## WHAT THIS TASK INVOLVES
Omit all pictures and give the records below again exactly as written.

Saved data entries
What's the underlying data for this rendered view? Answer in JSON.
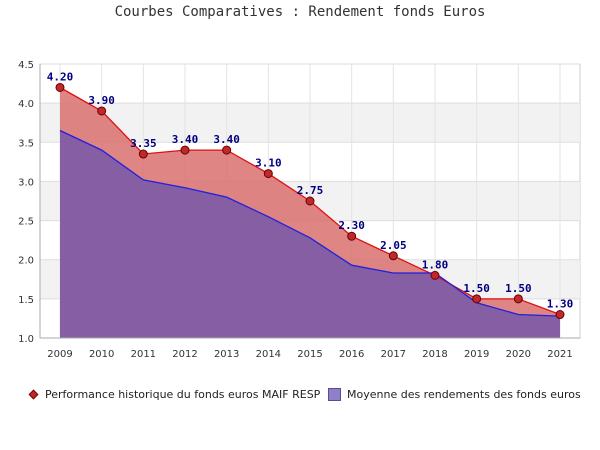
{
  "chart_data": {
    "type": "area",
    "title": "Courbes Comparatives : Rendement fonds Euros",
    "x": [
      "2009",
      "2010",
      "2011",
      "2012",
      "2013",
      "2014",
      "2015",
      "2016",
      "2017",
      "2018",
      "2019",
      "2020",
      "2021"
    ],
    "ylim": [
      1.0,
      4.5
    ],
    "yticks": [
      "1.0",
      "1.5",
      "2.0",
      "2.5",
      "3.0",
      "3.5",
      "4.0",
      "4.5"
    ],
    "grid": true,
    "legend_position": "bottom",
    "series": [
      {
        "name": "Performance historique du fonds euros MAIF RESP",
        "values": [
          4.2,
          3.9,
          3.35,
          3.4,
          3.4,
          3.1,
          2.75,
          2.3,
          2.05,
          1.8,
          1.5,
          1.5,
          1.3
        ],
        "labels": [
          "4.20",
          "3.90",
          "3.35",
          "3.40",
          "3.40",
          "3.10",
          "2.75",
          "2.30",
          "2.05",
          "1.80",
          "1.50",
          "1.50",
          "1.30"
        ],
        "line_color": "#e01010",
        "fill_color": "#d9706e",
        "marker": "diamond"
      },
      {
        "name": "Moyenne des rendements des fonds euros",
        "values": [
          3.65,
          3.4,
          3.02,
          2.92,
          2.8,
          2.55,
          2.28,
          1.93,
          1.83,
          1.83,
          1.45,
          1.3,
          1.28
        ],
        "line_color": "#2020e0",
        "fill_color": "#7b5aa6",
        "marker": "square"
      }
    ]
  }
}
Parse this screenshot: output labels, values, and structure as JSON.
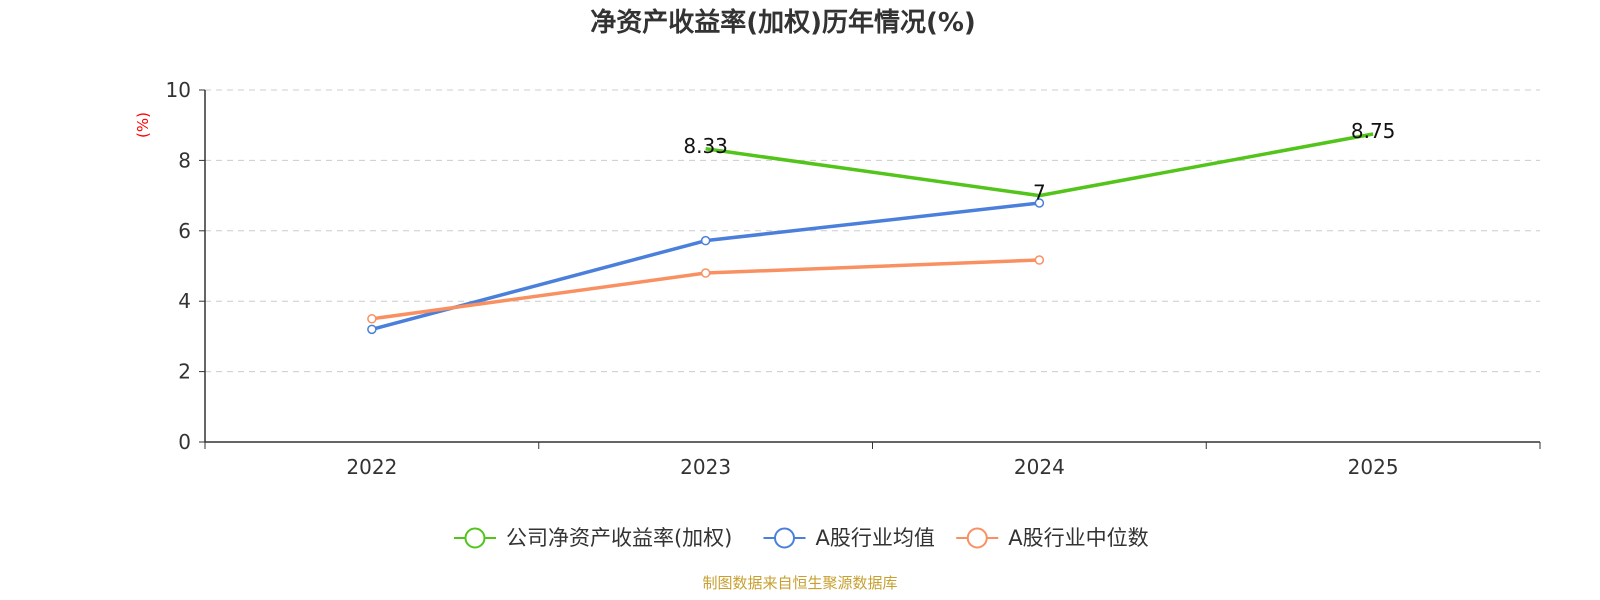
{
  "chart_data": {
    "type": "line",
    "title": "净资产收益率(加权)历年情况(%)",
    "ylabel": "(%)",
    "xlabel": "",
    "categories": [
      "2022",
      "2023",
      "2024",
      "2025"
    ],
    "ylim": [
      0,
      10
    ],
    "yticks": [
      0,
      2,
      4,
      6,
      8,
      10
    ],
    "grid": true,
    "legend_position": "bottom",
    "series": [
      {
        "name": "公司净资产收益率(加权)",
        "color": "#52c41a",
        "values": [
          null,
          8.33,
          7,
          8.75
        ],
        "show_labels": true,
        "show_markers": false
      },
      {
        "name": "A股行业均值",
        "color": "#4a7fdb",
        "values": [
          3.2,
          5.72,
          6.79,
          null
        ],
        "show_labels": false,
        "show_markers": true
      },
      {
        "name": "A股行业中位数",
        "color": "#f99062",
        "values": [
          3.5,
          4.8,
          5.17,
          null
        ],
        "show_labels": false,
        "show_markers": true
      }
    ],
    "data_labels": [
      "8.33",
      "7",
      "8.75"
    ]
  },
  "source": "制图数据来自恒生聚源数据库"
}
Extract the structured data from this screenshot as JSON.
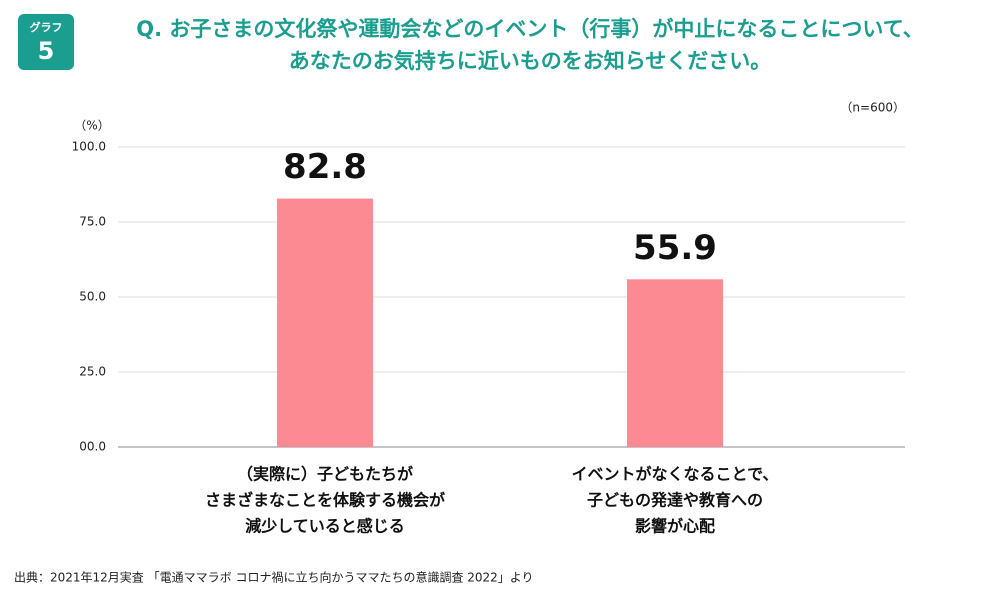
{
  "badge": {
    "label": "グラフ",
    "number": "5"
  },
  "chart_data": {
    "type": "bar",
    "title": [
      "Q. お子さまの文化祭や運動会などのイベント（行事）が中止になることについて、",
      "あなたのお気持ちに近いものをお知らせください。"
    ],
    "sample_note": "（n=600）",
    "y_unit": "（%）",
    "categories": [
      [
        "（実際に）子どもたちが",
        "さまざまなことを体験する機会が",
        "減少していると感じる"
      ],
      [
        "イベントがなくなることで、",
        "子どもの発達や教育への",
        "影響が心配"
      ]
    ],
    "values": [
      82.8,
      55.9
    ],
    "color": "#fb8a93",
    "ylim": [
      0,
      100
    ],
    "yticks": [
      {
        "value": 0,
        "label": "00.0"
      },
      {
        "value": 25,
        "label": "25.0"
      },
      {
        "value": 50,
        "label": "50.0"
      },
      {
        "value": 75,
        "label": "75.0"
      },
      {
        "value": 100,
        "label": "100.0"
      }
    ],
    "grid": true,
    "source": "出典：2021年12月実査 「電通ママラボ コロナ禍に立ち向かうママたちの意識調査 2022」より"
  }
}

## ANSWER BELOW
What's the underlying data for this rendered view? Answer in JSON.
{
  "chart_data": {
    "type": "area",
    "title": "Courbes Comparatives : Rendement fonds Euros",
    "x": [
      "2009",
      "2010",
      "2011",
      "2012",
      "2013",
      "2014",
      "2015",
      "2016",
      "2017",
      "2018",
      "2019",
      "2020",
      "2021"
    ],
    "ylim": [
      1.0,
      4.5
    ],
    "yticks": [
      "1.0",
      "1.5",
      "2.0",
      "2.5",
      "3.0",
      "3.5",
      "4.0",
      "4.5"
    ],
    "grid": true,
    "legend_position": "bottom",
    "series": [
      {
        "name": "Performance historique du fonds euros MAIF RESP",
        "values": [
          4.2,
          3.9,
          3.35,
          3.4,
          3.4,
          3.1,
          2.75,
          2.3,
          2.05,
          1.8,
          1.5,
          1.5,
          1.3
        ],
        "labels": [
          "4.20",
          "3.90",
          "3.35",
          "3.40",
          "3.40",
          "3.10",
          "2.75",
          "2.30",
          "2.05",
          "1.80",
          "1.50",
          "1.50",
          "1.30"
        ],
        "line_color": "#e01010",
        "fill_color": "#d9706e",
        "marker": "diamond"
      },
      {
        "name": "Moyenne des rendements des fonds euros",
        "values": [
          3.65,
          3.4,
          3.02,
          2.92,
          2.8,
          2.55,
          2.28,
          1.93,
          1.83,
          1.83,
          1.45,
          1.3,
          1.28
        ],
        "line_color": "#2020e0",
        "fill_color": "#7b5aa6",
        "marker": "square"
      }
    ]
  }
}
Parse this screenshot: output labels, values, and structure as JSON.
{
  "chart_data": {
    "type": "line",
    "title": "净资产收益率(加权)历年情况(%)",
    "ylabel": "(%)",
    "xlabel": "",
    "categories": [
      "2022",
      "2023",
      "2024",
      "2025"
    ],
    "ylim": [
      0,
      10
    ],
    "yticks": [
      0,
      2,
      4,
      6,
      8,
      10
    ],
    "grid": true,
    "legend_position": "bottom",
    "series": [
      {
        "name": "公司净资产收益率(加权)",
        "color": "#52c41a",
        "values": [
          null,
          8.33,
          7,
          8.75
        ],
        "show_labels": true,
        "show_markers": false
      },
      {
        "name": "A股行业均值",
        "color": "#4a7fdb",
        "values": [
          3.2,
          5.72,
          6.79,
          null
        ],
        "show_labels": false,
        "show_markers": true
      },
      {
        "name": "A股行业中位数",
        "color": "#f99062",
        "values": [
          3.5,
          4.8,
          5.17,
          null
        ],
        "show_labels": false,
        "show_markers": true
      }
    ],
    "data_labels": [
      "8.33",
      "7",
      "8.75"
    ]
  },
  "source": "制图数据来自恒生聚源数据库"
}
Extract the structured data from this screenshot as JSON.
{
  "badge": {
    "label": "グラフ",
    "number": "5"
  },
  "chart_data": {
    "type": "bar",
    "title": [
      "Q. お子さまの文化祭や運動会などのイベント（行事）が中止になることについて、",
      "あなたのお気持ちに近いものをお知らせください。"
    ],
    "sample_note": "（n=600）",
    "y_unit": "（%）",
    "categories": [
      [
        "（実際に）子どもたちが",
        "さまざまなことを体験する機会が",
        "減少していると感じる"
      ],
      [
        "イベントがなくなることで、",
        "子どもの発達や教育への",
        "影響が心配"
      ]
    ],
    "values": [
      82.8,
      55.9
    ],
    "color": "#fb8a93",
    "ylim": [
      0,
      100
    ],
    "yticks": [
      {
        "value": 0,
        "label": "00.0"
      },
      {
        "value": 25,
        "label": "25.0"
      },
      {
        "value": 50,
        "label": "50.0"
      },
      {
        "value": 75,
        "label": "75.0"
      },
      {
        "value": 100,
        "label": "100.0"
      }
    ],
    "grid": true,
    "source": "出典：2021年12月実査 「電通ママラボ コロナ禍に立ち向かうママたちの意識調査 2022」より"
  }
}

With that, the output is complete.